- **What the task requires**: Copy out all lines in the data below containing the string "Rotate".

::: Input

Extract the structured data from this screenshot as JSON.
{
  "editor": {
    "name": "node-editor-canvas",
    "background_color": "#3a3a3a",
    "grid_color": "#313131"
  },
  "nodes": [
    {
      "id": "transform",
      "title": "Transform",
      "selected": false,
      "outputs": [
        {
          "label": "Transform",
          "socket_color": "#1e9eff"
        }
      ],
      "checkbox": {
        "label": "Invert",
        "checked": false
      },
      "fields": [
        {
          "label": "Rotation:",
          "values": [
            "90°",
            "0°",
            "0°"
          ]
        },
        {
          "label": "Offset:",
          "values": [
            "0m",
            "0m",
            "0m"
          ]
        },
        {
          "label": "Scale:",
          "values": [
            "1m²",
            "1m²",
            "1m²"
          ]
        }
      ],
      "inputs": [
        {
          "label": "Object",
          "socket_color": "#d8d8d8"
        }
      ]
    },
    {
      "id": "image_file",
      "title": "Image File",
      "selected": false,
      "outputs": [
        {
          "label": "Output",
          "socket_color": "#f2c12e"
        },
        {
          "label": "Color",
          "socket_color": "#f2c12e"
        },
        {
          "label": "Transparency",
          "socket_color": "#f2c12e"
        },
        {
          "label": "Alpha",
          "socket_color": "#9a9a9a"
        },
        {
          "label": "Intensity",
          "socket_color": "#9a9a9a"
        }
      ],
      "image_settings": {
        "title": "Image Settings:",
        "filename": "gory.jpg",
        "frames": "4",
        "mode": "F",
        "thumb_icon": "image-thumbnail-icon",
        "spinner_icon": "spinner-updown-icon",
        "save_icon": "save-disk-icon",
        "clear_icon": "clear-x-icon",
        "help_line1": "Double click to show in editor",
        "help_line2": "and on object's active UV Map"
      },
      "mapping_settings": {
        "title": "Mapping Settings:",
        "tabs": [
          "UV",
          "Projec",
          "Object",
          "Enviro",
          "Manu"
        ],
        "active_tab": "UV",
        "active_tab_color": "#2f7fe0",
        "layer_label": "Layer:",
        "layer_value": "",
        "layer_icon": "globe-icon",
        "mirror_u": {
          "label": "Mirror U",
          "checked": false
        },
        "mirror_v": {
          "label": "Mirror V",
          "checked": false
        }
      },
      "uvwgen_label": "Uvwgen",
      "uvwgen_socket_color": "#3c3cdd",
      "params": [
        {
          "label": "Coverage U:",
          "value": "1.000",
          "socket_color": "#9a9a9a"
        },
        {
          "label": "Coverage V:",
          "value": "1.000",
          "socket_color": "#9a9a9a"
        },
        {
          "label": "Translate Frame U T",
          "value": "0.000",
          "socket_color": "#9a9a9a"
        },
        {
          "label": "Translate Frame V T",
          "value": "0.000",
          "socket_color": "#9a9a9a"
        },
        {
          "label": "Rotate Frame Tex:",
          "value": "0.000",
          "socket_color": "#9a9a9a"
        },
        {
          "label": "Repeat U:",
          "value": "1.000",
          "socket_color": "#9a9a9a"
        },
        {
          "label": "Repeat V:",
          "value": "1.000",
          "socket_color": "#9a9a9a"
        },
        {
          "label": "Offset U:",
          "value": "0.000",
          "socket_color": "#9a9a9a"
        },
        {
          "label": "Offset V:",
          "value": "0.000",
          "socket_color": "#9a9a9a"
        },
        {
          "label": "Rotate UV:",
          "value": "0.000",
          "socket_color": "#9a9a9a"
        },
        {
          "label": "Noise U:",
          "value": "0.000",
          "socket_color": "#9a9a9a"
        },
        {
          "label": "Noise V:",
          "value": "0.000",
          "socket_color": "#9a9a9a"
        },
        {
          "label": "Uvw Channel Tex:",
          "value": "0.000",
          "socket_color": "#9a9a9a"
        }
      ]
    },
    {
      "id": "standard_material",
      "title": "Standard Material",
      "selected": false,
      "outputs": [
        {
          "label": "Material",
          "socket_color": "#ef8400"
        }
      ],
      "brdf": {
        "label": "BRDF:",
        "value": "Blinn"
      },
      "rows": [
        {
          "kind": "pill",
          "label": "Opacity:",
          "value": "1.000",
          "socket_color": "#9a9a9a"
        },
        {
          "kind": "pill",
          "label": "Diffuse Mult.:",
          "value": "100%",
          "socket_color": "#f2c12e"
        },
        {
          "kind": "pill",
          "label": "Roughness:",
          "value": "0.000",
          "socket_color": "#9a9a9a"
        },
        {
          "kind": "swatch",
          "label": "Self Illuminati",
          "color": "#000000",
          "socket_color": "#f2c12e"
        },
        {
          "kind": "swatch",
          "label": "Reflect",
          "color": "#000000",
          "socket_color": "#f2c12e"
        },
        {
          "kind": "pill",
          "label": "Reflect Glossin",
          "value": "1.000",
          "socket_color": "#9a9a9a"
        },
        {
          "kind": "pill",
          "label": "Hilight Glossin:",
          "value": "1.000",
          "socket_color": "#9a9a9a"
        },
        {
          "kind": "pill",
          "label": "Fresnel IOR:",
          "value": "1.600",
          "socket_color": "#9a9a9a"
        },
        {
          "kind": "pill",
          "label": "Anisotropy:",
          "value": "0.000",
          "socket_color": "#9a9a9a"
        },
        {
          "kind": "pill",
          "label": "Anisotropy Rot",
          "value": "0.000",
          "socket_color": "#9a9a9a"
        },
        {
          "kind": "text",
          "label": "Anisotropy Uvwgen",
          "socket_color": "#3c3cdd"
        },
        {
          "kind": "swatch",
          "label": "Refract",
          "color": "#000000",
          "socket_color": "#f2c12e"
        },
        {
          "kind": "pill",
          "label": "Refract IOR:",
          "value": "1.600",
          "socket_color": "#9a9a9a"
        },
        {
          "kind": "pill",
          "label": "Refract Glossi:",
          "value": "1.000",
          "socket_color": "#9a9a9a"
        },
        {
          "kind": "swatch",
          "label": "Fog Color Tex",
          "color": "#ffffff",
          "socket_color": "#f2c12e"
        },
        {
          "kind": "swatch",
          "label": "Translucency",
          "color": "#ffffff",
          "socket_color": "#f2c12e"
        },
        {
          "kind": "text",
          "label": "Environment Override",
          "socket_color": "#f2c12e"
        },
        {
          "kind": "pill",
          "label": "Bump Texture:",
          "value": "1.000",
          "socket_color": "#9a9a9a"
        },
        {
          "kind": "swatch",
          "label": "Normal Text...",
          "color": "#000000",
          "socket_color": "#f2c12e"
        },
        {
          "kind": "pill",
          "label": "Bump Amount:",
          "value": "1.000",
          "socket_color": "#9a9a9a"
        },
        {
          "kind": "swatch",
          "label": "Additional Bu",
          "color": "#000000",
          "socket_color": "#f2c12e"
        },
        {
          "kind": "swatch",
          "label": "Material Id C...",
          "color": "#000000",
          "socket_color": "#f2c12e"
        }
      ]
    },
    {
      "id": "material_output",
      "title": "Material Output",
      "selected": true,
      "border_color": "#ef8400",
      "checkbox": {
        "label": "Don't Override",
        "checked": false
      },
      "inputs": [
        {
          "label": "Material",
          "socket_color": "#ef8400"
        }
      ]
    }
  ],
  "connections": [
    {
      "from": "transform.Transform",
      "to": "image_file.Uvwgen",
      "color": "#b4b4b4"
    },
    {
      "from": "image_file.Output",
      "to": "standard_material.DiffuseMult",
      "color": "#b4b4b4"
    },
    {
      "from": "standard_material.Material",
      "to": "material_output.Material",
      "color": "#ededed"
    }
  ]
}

::::::

- **Result below**:
          "label": "Rotate Frame Tex:",
          "label": "Rotate UV:",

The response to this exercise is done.